**Given exercise**
Beginning with the line that holds "Read all visible content and emit it as JSON.", set down each line of the data below through the very last, exactly as given, and nothing beyond that.

**Collected data entries**
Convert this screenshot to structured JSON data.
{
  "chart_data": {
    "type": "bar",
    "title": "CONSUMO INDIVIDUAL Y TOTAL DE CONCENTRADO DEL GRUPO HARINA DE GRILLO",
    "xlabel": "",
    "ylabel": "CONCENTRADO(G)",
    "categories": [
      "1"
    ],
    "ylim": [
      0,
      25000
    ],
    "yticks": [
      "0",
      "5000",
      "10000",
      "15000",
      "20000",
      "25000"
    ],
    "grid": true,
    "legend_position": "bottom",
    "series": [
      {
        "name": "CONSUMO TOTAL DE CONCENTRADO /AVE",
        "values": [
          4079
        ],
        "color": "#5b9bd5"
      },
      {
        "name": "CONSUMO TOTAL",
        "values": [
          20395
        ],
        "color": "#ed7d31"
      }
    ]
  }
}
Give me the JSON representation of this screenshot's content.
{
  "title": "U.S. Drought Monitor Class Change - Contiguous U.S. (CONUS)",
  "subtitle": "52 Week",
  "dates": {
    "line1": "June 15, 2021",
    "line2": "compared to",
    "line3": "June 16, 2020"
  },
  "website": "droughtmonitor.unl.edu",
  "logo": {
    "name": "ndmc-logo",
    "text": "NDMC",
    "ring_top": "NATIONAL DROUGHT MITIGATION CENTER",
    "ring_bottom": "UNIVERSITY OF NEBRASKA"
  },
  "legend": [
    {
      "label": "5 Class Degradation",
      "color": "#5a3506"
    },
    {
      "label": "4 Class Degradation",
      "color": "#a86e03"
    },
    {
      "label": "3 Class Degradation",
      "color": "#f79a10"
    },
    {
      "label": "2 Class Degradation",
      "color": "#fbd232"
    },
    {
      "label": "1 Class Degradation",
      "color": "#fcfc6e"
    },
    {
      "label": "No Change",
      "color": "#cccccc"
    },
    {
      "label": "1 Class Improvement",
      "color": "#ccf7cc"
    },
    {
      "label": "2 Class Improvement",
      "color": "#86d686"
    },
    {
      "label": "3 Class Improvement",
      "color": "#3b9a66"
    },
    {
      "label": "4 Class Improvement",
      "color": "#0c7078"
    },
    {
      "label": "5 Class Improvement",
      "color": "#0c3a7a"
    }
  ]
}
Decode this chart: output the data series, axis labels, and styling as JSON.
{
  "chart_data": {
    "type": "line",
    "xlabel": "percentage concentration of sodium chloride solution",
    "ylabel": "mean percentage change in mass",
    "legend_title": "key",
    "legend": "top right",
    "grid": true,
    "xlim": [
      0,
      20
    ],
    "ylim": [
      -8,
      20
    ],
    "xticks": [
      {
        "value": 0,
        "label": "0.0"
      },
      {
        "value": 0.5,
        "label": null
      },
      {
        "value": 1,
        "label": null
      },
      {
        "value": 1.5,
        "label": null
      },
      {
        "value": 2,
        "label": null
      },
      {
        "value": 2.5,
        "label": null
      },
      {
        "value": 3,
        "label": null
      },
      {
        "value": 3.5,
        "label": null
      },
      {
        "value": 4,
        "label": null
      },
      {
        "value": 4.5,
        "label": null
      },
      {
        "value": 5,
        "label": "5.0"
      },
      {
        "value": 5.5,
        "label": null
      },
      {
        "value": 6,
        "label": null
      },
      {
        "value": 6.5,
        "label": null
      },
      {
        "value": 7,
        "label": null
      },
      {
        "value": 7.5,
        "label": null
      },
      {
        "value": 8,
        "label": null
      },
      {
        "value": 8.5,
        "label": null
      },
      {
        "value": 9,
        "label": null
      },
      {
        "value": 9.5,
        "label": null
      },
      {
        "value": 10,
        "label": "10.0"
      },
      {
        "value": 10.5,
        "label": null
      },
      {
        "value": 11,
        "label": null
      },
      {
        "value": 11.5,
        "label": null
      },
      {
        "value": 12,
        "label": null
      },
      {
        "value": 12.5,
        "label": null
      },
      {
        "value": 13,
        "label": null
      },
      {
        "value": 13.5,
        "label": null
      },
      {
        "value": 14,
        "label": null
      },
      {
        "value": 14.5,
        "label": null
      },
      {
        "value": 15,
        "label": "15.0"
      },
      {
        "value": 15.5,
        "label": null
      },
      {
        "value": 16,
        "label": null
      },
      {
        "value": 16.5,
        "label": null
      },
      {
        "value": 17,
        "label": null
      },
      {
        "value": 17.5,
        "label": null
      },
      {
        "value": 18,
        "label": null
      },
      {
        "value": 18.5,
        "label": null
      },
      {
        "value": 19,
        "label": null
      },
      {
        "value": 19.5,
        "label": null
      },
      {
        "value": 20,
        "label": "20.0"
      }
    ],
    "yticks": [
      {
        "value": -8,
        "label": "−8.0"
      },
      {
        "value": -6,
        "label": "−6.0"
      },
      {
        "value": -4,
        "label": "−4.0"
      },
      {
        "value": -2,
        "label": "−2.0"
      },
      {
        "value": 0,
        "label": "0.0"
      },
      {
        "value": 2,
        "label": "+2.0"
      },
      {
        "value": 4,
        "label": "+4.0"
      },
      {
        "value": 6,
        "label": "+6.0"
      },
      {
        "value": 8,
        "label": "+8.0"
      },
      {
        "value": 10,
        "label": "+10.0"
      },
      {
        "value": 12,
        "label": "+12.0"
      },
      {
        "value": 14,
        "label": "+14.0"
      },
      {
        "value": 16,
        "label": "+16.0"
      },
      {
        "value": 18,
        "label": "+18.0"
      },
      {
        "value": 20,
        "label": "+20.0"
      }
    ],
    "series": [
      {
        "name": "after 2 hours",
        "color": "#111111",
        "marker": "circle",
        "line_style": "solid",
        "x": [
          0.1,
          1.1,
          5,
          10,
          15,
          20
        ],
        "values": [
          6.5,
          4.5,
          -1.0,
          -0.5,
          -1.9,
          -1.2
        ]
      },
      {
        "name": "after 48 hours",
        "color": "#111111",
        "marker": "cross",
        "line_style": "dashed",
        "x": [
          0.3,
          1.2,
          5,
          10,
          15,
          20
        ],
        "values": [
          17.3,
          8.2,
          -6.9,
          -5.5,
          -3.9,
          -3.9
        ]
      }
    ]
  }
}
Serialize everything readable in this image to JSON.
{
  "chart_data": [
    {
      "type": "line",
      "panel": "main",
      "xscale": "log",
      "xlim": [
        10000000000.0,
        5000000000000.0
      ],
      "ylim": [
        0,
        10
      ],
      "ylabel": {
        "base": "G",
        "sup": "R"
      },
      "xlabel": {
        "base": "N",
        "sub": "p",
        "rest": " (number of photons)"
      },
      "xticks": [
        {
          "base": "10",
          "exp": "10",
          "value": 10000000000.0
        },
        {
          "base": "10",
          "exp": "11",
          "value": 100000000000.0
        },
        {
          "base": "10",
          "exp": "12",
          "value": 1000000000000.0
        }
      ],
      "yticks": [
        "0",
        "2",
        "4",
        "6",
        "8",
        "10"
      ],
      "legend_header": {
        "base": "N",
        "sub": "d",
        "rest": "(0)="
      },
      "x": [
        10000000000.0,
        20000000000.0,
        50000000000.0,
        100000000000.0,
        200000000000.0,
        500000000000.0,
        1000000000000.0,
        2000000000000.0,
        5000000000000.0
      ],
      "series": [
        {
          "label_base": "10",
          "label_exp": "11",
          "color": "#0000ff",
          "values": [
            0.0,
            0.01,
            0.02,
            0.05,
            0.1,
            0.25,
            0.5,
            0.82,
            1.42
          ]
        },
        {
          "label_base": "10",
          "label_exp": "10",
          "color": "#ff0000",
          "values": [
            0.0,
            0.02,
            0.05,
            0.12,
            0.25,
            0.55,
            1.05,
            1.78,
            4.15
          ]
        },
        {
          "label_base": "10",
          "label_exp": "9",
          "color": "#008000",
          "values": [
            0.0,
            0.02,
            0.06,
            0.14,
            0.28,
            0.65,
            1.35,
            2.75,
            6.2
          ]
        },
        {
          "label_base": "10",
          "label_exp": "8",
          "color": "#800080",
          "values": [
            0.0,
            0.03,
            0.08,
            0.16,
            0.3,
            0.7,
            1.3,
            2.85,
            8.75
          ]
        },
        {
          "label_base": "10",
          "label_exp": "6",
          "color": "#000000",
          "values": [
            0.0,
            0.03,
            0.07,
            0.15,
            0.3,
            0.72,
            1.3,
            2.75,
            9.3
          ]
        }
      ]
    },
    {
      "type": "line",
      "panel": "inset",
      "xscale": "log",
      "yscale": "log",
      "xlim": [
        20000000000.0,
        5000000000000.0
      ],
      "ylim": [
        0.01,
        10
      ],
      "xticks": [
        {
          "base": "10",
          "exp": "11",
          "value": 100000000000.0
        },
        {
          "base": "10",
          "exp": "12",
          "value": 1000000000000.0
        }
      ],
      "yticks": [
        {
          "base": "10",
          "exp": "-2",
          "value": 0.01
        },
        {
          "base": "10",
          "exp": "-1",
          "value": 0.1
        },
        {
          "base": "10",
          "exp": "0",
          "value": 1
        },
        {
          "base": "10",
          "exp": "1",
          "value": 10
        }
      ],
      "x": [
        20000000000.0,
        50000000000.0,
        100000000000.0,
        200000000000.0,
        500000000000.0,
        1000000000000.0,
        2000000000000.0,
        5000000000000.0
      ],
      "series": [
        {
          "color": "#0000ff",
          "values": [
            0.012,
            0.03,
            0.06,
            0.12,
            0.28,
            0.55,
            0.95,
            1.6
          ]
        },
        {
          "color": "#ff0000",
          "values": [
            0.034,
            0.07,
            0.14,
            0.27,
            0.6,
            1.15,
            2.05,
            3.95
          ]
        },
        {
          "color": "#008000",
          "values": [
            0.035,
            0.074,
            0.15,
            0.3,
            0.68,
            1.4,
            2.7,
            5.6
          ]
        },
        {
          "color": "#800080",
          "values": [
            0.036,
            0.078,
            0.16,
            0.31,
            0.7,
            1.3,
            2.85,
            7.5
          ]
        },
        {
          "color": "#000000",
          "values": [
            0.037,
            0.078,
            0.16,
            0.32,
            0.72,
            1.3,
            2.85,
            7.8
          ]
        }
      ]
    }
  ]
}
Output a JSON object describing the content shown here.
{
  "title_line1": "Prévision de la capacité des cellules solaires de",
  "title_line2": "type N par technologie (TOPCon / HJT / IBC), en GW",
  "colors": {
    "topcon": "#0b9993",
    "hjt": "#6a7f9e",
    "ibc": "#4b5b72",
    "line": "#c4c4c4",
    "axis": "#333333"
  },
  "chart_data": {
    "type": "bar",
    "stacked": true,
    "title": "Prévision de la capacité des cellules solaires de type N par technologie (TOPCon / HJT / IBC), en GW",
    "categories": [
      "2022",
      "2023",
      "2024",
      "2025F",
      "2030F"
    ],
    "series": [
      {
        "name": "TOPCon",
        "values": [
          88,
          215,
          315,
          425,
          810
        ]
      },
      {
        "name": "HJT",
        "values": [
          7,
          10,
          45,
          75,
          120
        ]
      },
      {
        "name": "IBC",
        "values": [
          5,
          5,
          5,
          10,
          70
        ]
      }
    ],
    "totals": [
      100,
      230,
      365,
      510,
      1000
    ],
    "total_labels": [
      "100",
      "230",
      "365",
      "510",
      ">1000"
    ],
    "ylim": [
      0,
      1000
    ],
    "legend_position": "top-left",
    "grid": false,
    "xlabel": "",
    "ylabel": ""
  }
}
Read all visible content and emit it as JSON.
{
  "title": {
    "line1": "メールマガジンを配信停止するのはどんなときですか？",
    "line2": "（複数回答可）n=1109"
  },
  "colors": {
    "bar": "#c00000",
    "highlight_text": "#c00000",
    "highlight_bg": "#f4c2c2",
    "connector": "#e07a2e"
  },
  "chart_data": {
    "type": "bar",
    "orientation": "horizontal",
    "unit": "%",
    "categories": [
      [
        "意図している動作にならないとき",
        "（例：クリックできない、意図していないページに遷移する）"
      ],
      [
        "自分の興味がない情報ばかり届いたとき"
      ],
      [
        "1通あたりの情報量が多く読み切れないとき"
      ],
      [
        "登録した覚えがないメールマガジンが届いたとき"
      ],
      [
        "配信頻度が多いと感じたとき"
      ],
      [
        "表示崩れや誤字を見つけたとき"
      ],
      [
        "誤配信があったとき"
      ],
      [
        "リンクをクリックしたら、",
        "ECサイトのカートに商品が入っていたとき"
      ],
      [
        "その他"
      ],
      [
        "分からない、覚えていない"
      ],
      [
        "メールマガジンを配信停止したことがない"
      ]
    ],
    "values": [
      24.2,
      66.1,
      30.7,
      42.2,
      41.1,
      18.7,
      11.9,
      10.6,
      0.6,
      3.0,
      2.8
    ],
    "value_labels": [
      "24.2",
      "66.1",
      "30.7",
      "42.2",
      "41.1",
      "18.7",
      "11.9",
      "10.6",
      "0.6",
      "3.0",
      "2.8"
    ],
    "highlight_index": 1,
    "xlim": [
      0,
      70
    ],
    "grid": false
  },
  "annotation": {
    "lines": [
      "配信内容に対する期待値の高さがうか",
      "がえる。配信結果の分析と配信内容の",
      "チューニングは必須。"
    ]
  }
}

**Finished task**
Read all visible content and emit it as JSON.
{
  "title": {
    "line1": "メールマガジンを配信停止するのはどんなときですか？",
    "line2": "（複数回答可）n=1109"
  },
  "colors": {
    "bar": "#c00000",
    "highlight_text": "#c00000",
    "highlight_bg": "#f4c2c2",
    "connector": "#e07a2e"
  },
  "chart_data": {
    "type": "bar",
    "orientation": "horizontal",
    "unit": "%",
    "categories": [
      [
        "意図している動作にならないとき",
        "（例：クリックできない、意図していないページに遷移する）"
      ],
      [
        "自分の興味がない情報ばかり届いたとき"
      ],
      [
        "1通あたりの情報量が多く読み切れないとき"
      ],
      [
        "登録した覚えがないメールマガジンが届いたとき"
      ],
      [
        "配信頻度が多いと感じたとき"
      ],
      [
        "表示崩れや誤字を見つけたとき"
      ],
      [
        "誤配信があったとき"
      ],
      [
        "リンクをクリックしたら、",
        "ECサイトのカートに商品が入っていたとき"
      ],
      [
        "その他"
      ],
      [
        "分からない、覚えていない"
      ],
      [
        "メールマガジンを配信停止したことがない"
      ]
    ],
    "values": [
      24.2,
      66.1,
      30.7,
      42.2,
      41.1,
      18.7,
      11.9,
      10.6,
      0.6,
      3.0,
      2.8
    ],
    "value_labels": [
      "24.2",
      "66.1",
      "30.7",
      "42.2",
      "41.1",
      "18.7",
      "11.9",
      "10.6",
      "0.6",
      "3.0",
      "2.8"
    ],
    "highlight_index": 1,
    "xlim": [
      0,
      70
    ],
    "grid": false
  },
  "annotation": {
    "lines": [
      "配信内容に対する期待値の高さがうか",
      "がえる。配信結果の分析と配信内容の",
      "チューニングは必須。"
    ]
  }
}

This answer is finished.